** Begin **

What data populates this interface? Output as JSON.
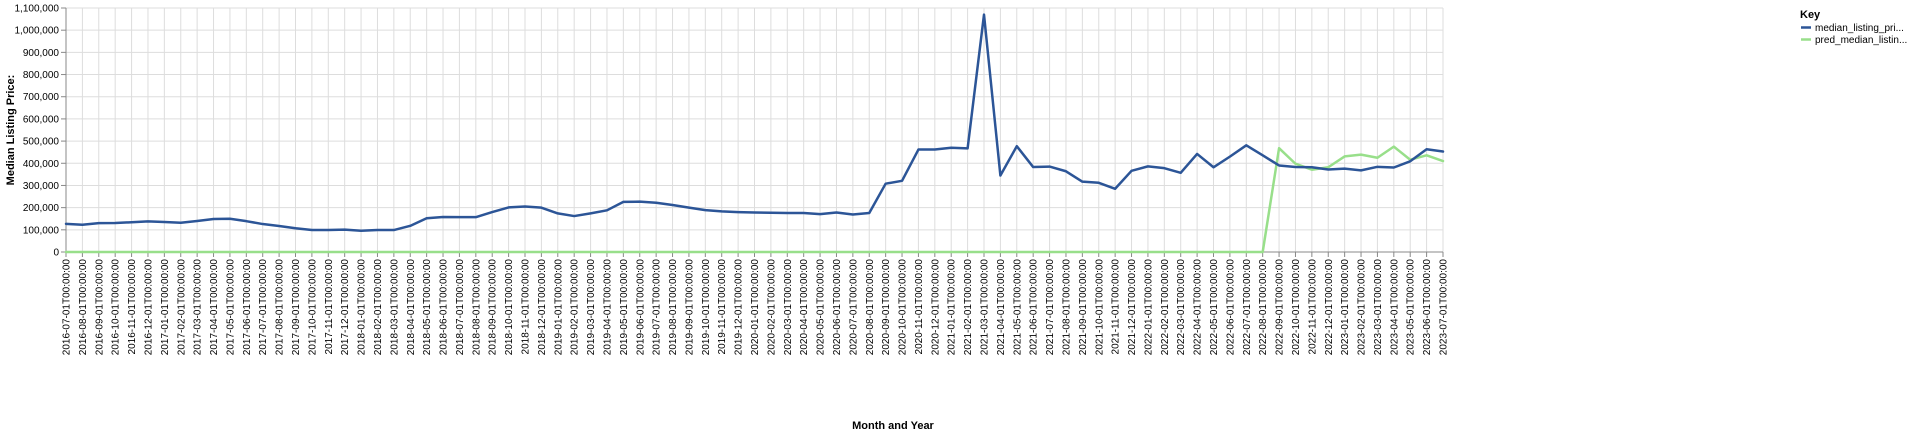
{
  "chart_data": {
    "type": "line",
    "xlabel": "Month and Year",
    "ylabel": "Median Listing Price:",
    "ylim": [
      0,
      1100000
    ],
    "yticks": [
      0,
      100000,
      200000,
      300000,
      400000,
      500000,
      600000,
      700000,
      800000,
      900000,
      1000000,
      1100000
    ],
    "ytick_labels": [
      "0",
      "100,000",
      "200,000",
      "300,000",
      "400,000",
      "500,000",
      "600,000",
      "700,000",
      "800,000",
      "900,000",
      "1,000,000",
      "1,100,000"
    ],
    "grid": true,
    "legend": {
      "title": "Key",
      "placement": "top-right"
    },
    "x": [
      "2016-07-01T00:00:00",
      "2016-08-01T00:00:00",
      "2016-09-01T00:00:00",
      "2016-10-01T00:00:00",
      "2016-11-01T00:00:00",
      "2016-12-01T00:00:00",
      "2017-01-01T00:00:00",
      "2017-02-01T00:00:00",
      "2017-03-01T00:00:00",
      "2017-04-01T00:00:00",
      "2017-05-01T00:00:00",
      "2017-06-01T00:00:00",
      "2017-07-01T00:00:00",
      "2017-08-01T00:00:00",
      "2017-09-01T00:00:00",
      "2017-10-01T00:00:00",
      "2017-11-01T00:00:00",
      "2017-12-01T00:00:00",
      "2018-01-01T00:00:00",
      "2018-02-01T00:00:00",
      "2018-03-01T00:00:00",
      "2018-04-01T00:00:00",
      "2018-05-01T00:00:00",
      "2018-06-01T00:00:00",
      "2018-07-01T00:00:00",
      "2018-08-01T00:00:00",
      "2018-09-01T00:00:00",
      "2018-10-01T00:00:00",
      "2018-11-01T00:00:00",
      "2018-12-01T00:00:00",
      "2019-01-01T00:00:00",
      "2019-02-01T00:00:00",
      "2019-03-01T00:00:00",
      "2019-04-01T00:00:00",
      "2019-05-01T00:00:00",
      "2019-06-01T00:00:00",
      "2019-07-01T00:00:00",
      "2019-08-01T00:00:00",
      "2019-09-01T00:00:00",
      "2019-10-01T00:00:00",
      "2019-11-01T00:00:00",
      "2019-12-01T00:00:00",
      "2020-01-01T00:00:00",
      "2020-02-01T00:00:00",
      "2020-03-01T00:00:00",
      "2020-04-01T00:00:00",
      "2020-05-01T00:00:00",
      "2020-06-01T00:00:00",
      "2020-07-01T00:00:00",
      "2020-08-01T00:00:00",
      "2020-09-01T00:00:00",
      "2020-10-01T00:00:00",
      "2020-11-01T00:00:00",
      "2020-12-01T00:00:00",
      "2021-01-01T00:00:00",
      "2021-02-01T00:00:00",
      "2021-03-01T00:00:00",
      "2021-04-01T00:00:00",
      "2021-05-01T00:00:00",
      "2021-06-01T00:00:00",
      "2021-07-01T00:00:00",
      "2021-08-01T00:00:00",
      "2021-09-01T00:00:00",
      "2021-10-01T00:00:00",
      "2021-11-01T00:00:00",
      "2021-12-01T00:00:00",
      "2022-01-01T00:00:00",
      "2022-02-01T00:00:00",
      "2022-03-01T00:00:00",
      "2022-04-01T00:00:00",
      "2022-05-01T00:00:00",
      "2022-06-01T00:00:00",
      "2022-07-01T00:00:00",
      "2022-08-01T00:00:00",
      "2022-09-01T00:00:00",
      "2022-10-01T00:00:00",
      "2022-11-01T00:00:00",
      "2022-12-01T00:00:00",
      "2023-01-01T00:00:00",
      "2023-02-01T00:00:00",
      "2023-03-01T00:00:00",
      "2023-04-01T00:00:00",
      "2023-05-01T00:00:00",
      "2023-06-01T00:00:00",
      "2023-07-01T00:00:00"
    ],
    "series": [
      {
        "name": "median_listing_pri...",
        "color": "#2c5597",
        "values": [
          127000,
          123000,
          130000,
          131000,
          134000,
          138000,
          135000,
          132000,
          140000,
          149000,
          150000,
          139000,
          126000,
          117000,
          107000,
          99000,
          99000,
          101000,
          96000,
          99000,
          99000,
          118000,
          152000,
          158000,
          157000,
          157000,
          180000,
          201000,
          205000,
          200000,
          174000,
          162000,
          174000,
          188000,
          226000,
          227000,
          222000,
          212000,
          200000,
          189000,
          183000,
          180000,
          178000,
          177000,
          176000,
          176000,
          171000,
          178000,
          169000,
          176000,
          308000,
          321000,
          462000,
          462000,
          470000,
          467000,
          1070000,
          345000,
          477000,
          383000,
          385000,
          364000,
          317000,
          312000,
          285000,
          366000,
          386000,
          378000,
          357000,
          442000,
          382000,
          430000,
          481000,
          436000,
          390000,
          383000,
          382000,
          372000,
          376000,
          368000,
          384000,
          381000,
          409000,
          463000,
          453000
        ]
      },
      {
        "name": "pred_median_listin...",
        "color": "#98df8a",
        "values": [
          0,
          0,
          0,
          0,
          0,
          0,
          0,
          0,
          0,
          0,
          0,
          0,
          0,
          0,
          0,
          0,
          0,
          0,
          0,
          0,
          0,
          0,
          0,
          0,
          0,
          0,
          0,
          0,
          0,
          0,
          0,
          0,
          0,
          0,
          0,
          0,
          0,
          0,
          0,
          0,
          0,
          0,
          0,
          0,
          0,
          0,
          0,
          0,
          0,
          0,
          0,
          0,
          0,
          0,
          0,
          0,
          0,
          0,
          0,
          0,
          0,
          0,
          0,
          0,
          0,
          0,
          0,
          0,
          0,
          0,
          0,
          0,
          0,
          0,
          468000,
          398000,
          371000,
          382000,
          431000,
          439000,
          425000,
          475000,
          416000,
          436000,
          410000
        ]
      }
    ]
  }
}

** End **

What needs to be done: In the listing, find all lines with the string "name" and copy them.

Answer to the exercise:
        "name": "median_listing_pri...",
        "name": "pred_median_listin...",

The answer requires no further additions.